» Goal
Copy the data exactly as it appears, and do not include any pictures.

Stored data:

* start *

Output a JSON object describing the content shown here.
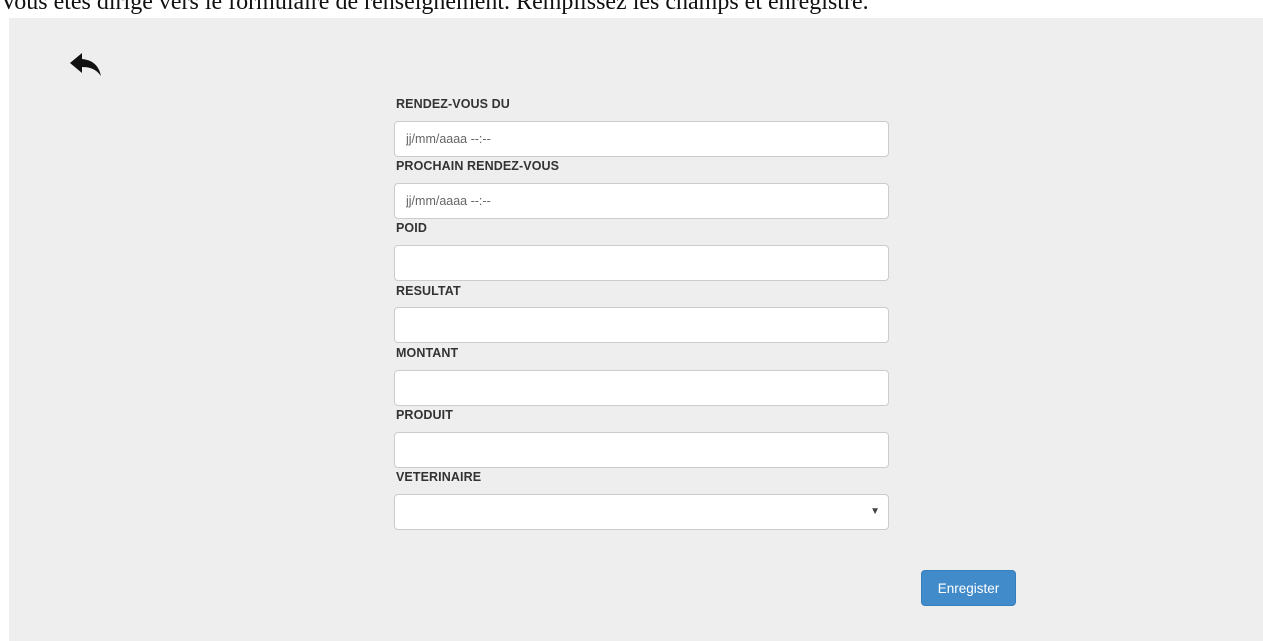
{
  "banner_text": "Vous êtes dirigé vers le formulaire de renseignement. Remplissez les champs et enregistré.",
  "back_icon": "reply-arrow-icon",
  "form": {
    "rendezvous_du": {
      "label": "RENDEZ-VOUS DU",
      "placeholder": "jj/mm/aaaa --:--",
      "value": ""
    },
    "prochain_rendezvous": {
      "label": "PROCHAIN RENDEZ-VOUS",
      "placeholder": "jj/mm/aaaa --:--",
      "value": ""
    },
    "poid": {
      "label": "POID",
      "value": ""
    },
    "resultat": {
      "label": "RESULTAT",
      "value": ""
    },
    "montant": {
      "label": "MONTANT",
      "value": ""
    },
    "produit": {
      "label": "PRODUIT",
      "value": ""
    },
    "veterinaire": {
      "label": "VETERINAIRE",
      "selected": "",
      "caret": "▼"
    }
  },
  "submit_label": "Enregister",
  "colors": {
    "panel_bg": "#eeeeee",
    "button_primary": "#428bca"
  }
}
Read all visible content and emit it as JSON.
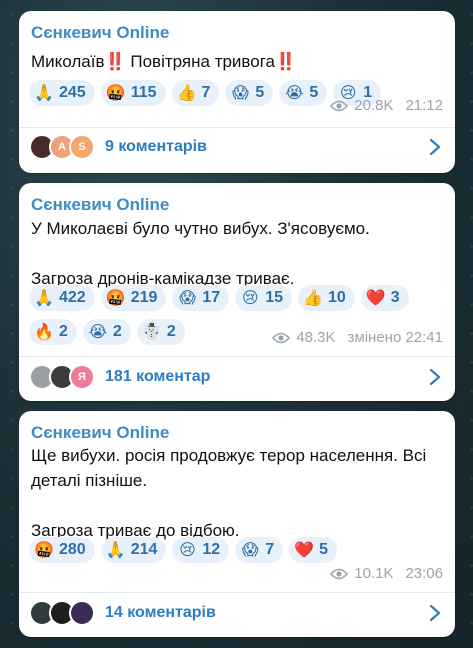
{
  "messages": [
    {
      "author": "Сєнкевич Online",
      "text": "Миколаїв‼️ Повітряна тривога‼️",
      "reactions": [
        {
          "emoji": "🙏",
          "count": "245",
          "icon": "pray-icon"
        },
        {
          "emoji": "🤬",
          "count": "115",
          "icon": "angry-icon"
        },
        {
          "emoji": "👍",
          "count": "7",
          "icon": "thumbs-up-icon"
        },
        {
          "emoji": "😱",
          "count": "5",
          "icon": "scream-icon"
        },
        {
          "emoji": "😭",
          "count": "5",
          "icon": "sob-icon"
        },
        {
          "emoji": "😢",
          "count": "1",
          "icon": "cry-icon"
        }
      ],
      "views": "20.8K",
      "time": "21:12",
      "comments_label": "9 коментарів",
      "avatars": [
        {
          "letter": "",
          "color": "#4a2a2a"
        },
        {
          "letter": "A",
          "color": "#f0a07a"
        },
        {
          "letter": "S",
          "color": "#f5a66b"
        }
      ]
    },
    {
      "author": "Сєнкевич Online",
      "text": "У Миколаєві було чутно вибух. З'ясовуємо.\n\nЗагроза дронів-камікадзе триває.",
      "reactions": [
        {
          "emoji": "🙏",
          "count": "422",
          "icon": "pray-icon"
        },
        {
          "emoji": "🤬",
          "count": "219",
          "icon": "angry-icon"
        },
        {
          "emoji": "😱",
          "count": "17",
          "icon": "scream-icon"
        },
        {
          "emoji": "😢",
          "count": "15",
          "icon": "cry-icon"
        },
        {
          "emoji": "👍",
          "count": "10",
          "icon": "thumbs-up-icon"
        },
        {
          "emoji": "❤️",
          "count": "3",
          "icon": "heart-icon"
        },
        {
          "emoji": "🔥",
          "count": "2",
          "icon": "fire-icon"
        },
        {
          "emoji": "😭",
          "count": "2",
          "icon": "sob-icon"
        },
        {
          "emoji": "☃️",
          "count": "2",
          "icon": "snowman-icon"
        }
      ],
      "views": "48.3K",
      "time": "змінено 22:41",
      "comments_label": "181 коментар",
      "avatars": [
        {
          "letter": "",
          "color": "#9aa0a6"
        },
        {
          "letter": "",
          "color": "#3c3c3c"
        },
        {
          "letter": "Я",
          "color": "#f07a9a"
        }
      ]
    },
    {
      "author": "Сєнкевич Online",
      "text": "Ще вибухи. росія продовжує терор населення. Всі деталі пізніше.\n\nЗагроза триває до відбою.",
      "reactions": [
        {
          "emoji": "🤬",
          "count": "280",
          "icon": "angry-icon"
        },
        {
          "emoji": "🙏",
          "count": "214",
          "icon": "pray-icon"
        },
        {
          "emoji": "😢",
          "count": "12",
          "icon": "cry-icon"
        },
        {
          "emoji": "😱",
          "count": "7",
          "icon": "scream-icon"
        },
        {
          "emoji": "❤️",
          "count": "5",
          "icon": "heart-icon"
        }
      ],
      "views": "10.1K",
      "time": "23:06",
      "comments_label": "14 коментарів",
      "avatars": [
        {
          "letter": "",
          "color": "#2e3b3f"
        },
        {
          "letter": "",
          "color": "#1e1e1e"
        },
        {
          "letter": "",
          "color": "#3a2a55"
        }
      ]
    }
  ],
  "colors": {
    "author": "#3f8cc4",
    "chip_bg": "#e8f1fa",
    "chip_text": "#2f6fa7",
    "link": "#2f7cc0",
    "meta": "#9aa4ad"
  }
}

* end *

» Exercise answer
Output a JSON object describing the content shown here.
{
  "banner_text": "Vous êtes dirigé vers le formulaire de renseignement. Remplissez les champs et enregistré.",
  "back_icon": "reply-arrow-icon",
  "form": {
    "rendezvous_du": {
      "label": "RENDEZ-VOUS DU",
      "placeholder": "jj/mm/aaaa --:--",
      "value": ""
    },
    "prochain_rendezvous": {
      "label": "PROCHAIN RENDEZ-VOUS",
      "placeholder": "jj/mm/aaaa --:--",
      "value": ""
    },
    "poid": {
      "label": "POID",
      "value": ""
    },
    "resultat": {
      "label": "RESULTAT",
      "value": ""
    },
    "montant": {
      "label": "MONTANT",
      "value": ""
    },
    "produit": {
      "label": "PRODUIT",
      "value": ""
    },
    "veterinaire": {
      "label": "VETERINAIRE",
      "selected": "",
      "caret": "▼"
    }
  },
  "submit_label": "Enregister",
  "colors": {
    "panel_bg": "#eeeeee",
    "button_primary": "#428bca"
  }
}
Read all visible content and emit it as JSON.
{
  "messages": [
    {
      "author": "Сєнкевич Online",
      "text": "Миколаїв‼️ Повітряна тривога‼️",
      "reactions": [
        {
          "emoji": "🙏",
          "count": "245",
          "icon": "pray-icon"
        },
        {
          "emoji": "🤬",
          "count": "115",
          "icon": "angry-icon"
        },
        {
          "emoji": "👍",
          "count": "7",
          "icon": "thumbs-up-icon"
        },
        {
          "emoji": "😱",
          "count": "5",
          "icon": "scream-icon"
        },
        {
          "emoji": "😭",
          "count": "5",
          "icon": "sob-icon"
        },
        {
          "emoji": "😢",
          "count": "1",
          "icon": "cry-icon"
        }
      ],
      "views": "20.8K",
      "time": "21:12",
      "comments_label": "9 коментарів",
      "avatars": [
        {
          "letter": "",
          "color": "#4a2a2a"
        },
        {
          "letter": "A",
          "color": "#f0a07a"
        },
        {
          "letter": "S",
          "color": "#f5a66b"
        }
      ]
    },
    {
      "author": "Сєнкевич Online",
      "text": "У Миколаєві було чутно вибух. З'ясовуємо.\n\nЗагроза дронів-камікадзе триває.",
      "reactions": [
        {
          "emoji": "🙏",
          "count": "422",
          "icon": "pray-icon"
        },
        {
          "emoji": "🤬",
          "count": "219",
          "icon": "angry-icon"
        },
        {
          "emoji": "😱",
          "count": "17",
          "icon": "scream-icon"
        },
        {
          "emoji": "😢",
          "count": "15",
          "icon": "cry-icon"
        },
        {
          "emoji": "👍",
          "count": "10",
          "icon": "thumbs-up-icon"
        },
        {
          "emoji": "❤️",
          "count": "3",
          "icon": "heart-icon"
        },
        {
          "emoji": "🔥",
          "count": "2",
          "icon": "fire-icon"
        },
        {
          "emoji": "😭",
          "count": "2",
          "icon": "sob-icon"
        },
        {
          "emoji": "☃️",
          "count": "2",
          "icon": "snowman-icon"
        }
      ],
      "views": "48.3K",
      "time": "змінено 22:41",
      "comments_label": "181 коментар",
      "avatars": [
        {
          "letter": "",
          "color": "#9aa0a6"
        },
        {
          "letter": "",
          "color": "#3c3c3c"
        },
        {
          "letter": "Я",
          "color": "#f07a9a"
        }
      ]
    },
    {
      "author": "Сєнкевич Online",
      "text": "Ще вибухи. росія продовжує терор населення. Всі деталі пізніше.\n\nЗагроза триває до відбою.",
      "reactions": [
        {
          "emoji": "🤬",
          "count": "280",
          "icon": "angry-icon"
        },
        {
          "emoji": "🙏",
          "count": "214",
          "icon": "pray-icon"
        },
        {
          "emoji": "😢",
          "count": "12",
          "icon": "cry-icon"
        },
        {
          "emoji": "😱",
          "count": "7",
          "icon": "scream-icon"
        },
        {
          "emoji": "❤️",
          "count": "5",
          "icon": "heart-icon"
        }
      ],
      "views": "10.1K",
      "time": "23:06",
      "comments_label": "14 коментарів",
      "avatars": [
        {
          "letter": "",
          "color": "#2e3b3f"
        },
        {
          "letter": "",
          "color": "#1e1e1e"
        },
        {
          "letter": "",
          "color": "#3a2a55"
        }
      ]
    }
  ],
  "colors": {
    "author": "#3f8cc4",
    "chip_bg": "#e8f1fa",
    "chip_text": "#2f6fa7",
    "link": "#2f7cc0",
    "meta": "#9aa4ad"
  }
}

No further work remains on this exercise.